## Text passage:
My father set out to build a new house for us in the woods when I was three. I remember distinctly clearing the land, and the confusion that surrounded the process; the deafening sound of chainsaws, the grinding of the backhoe as it tore up stumps, and the drizzle of rain down my back on the days when the brush had to be burned. My sister Leah and I helped peel the logs that served as beams, and I remember hearing the crunching sound that the insects made as they bored their way through those same logs during the summer that the house was framed. I remember my mother crying because we were living in a shell that had poly for walls and a barrel stove for heat. She never had control, she couldn't predict when the helplessness would be over, it didn't match her dreams, and the reality of that life was almost more than she could bear. Anything that she tried to do to help wasn't good enough for my father's perfectionist standards, and it left her screaming in frustration in her idleness.

We would go to old antique barns and junk yards looking for windows with wavy glass that we could salvage. We found a few prizes amongst all the clutter; two tall arched windows that later served as the focal points in the living room and my parents' bedroom. Leah and I used to draw castles and unicorns on the bare sheetrock that were our walls for so many years, and the studs that supported those walls served as shelves for everything from dishwashing detergent to rainbow-painted rocks that surrounded our folding formica dining room table. My mother set her loom with determination in the middle of it all and wove wall hangings to cover the roughness.

My father's workshops down the hill from the house grew in dimension, and all the junk that he wouldn't throw away because he would "need it someday" expanded to cover the ground around them. Steel barrels, cinder blocks, old window frames, printer rollers, grey and splintered planks, shingles, wire, copper pipe, outlets, boxes of assorted nails, nuts and screws, machine parts, and many things I couldn't identify, all piled up against my mother's nerves and sense of beauty and order. It was always very embarrassing to give a friend directions to our house and then have them drive up our driveway, see my father's shops and turn around and drive out because they didn't think we lived there. My mother did the best that she could with the inside of the house, though, and she succeeded in turning it into a home full of interesting things to look at. I always loved it when I would bring kids home from school and watch their faces and hear them say, "Oh, wow, this place is really neat" as they stared out of a wall of windows into the depths of the green forest.

## Listed entries:
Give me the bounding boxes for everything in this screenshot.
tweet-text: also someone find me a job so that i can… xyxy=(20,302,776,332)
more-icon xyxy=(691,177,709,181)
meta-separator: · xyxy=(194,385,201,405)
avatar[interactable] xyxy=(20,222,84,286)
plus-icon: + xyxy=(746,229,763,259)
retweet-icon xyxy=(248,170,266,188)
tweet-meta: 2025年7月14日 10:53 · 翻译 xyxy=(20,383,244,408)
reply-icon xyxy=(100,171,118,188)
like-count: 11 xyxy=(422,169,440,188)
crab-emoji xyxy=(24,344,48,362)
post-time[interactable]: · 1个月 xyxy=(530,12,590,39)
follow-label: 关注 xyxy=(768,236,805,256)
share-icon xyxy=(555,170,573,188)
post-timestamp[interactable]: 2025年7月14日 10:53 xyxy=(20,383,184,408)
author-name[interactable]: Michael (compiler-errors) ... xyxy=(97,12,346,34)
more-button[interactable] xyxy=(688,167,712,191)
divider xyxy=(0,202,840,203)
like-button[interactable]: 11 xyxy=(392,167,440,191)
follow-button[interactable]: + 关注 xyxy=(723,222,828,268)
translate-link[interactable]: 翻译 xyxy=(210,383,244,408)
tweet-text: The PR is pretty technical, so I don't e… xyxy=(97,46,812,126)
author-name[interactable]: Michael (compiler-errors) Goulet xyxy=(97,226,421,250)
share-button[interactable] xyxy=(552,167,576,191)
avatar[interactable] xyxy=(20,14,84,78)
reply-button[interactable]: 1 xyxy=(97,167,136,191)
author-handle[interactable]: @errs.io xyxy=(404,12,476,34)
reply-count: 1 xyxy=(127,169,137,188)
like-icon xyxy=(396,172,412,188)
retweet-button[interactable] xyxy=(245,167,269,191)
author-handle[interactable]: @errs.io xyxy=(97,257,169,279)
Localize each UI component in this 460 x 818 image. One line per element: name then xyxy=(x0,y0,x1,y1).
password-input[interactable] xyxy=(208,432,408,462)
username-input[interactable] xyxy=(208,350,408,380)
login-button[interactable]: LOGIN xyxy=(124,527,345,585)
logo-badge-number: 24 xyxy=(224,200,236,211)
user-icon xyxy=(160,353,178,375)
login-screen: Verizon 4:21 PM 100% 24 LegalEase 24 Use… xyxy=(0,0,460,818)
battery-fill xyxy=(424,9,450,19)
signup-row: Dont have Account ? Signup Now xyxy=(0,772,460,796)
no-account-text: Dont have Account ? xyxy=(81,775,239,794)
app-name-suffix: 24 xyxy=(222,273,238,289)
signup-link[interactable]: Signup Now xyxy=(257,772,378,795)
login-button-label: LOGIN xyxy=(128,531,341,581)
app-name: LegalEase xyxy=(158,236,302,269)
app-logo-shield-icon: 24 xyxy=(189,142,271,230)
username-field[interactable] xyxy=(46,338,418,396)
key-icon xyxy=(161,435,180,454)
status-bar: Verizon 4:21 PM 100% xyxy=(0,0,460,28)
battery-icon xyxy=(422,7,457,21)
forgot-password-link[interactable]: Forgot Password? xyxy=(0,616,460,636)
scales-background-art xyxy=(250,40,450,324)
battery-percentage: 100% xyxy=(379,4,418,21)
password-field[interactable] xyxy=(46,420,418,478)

## Task list:
1: In the passage about building the family's house in the woods, write out the part that opens with the words containing "We would go" and closes with "cover the roughness.".
2: Continue the passage about building the family's house in the woods, starting after its final sentence.

## Your responses:
1:
We would go to old antique barns and junk yards looking for windows with wavy glass that we could salvage. We found a few prizes amongst all the clutter; two tall arched windows that later served as the focal points in the living room and my parents' bedroom. Leah and I used to draw castles and unicorns on the bare sheetrock that were our walls for so many years, and the studs that supported those walls served as shelves for everything from dishwashing detergent to rainbow-painted rocks that surrounded our folding formica dining room table. My mother set her loom with determination in the middle of it all and wove wall hangings to cover the roughness.

2:
The house is one with its surroundings. When you walk into it from the north door, you are immediately looking out of tall windows facing south made of antique glass, and what you see outside reflects what you see inside. Natural wood, earthy hues, and open rooms surround you. The design is simple, but original. It's shaped like an L, with the inside of the angle facing south to catch the sun. There's only one level, and the ceilings are highest by the windows. My sister and I share a bedroom, and the only other enclosed rooms are my parents' bedroom and one bathroom.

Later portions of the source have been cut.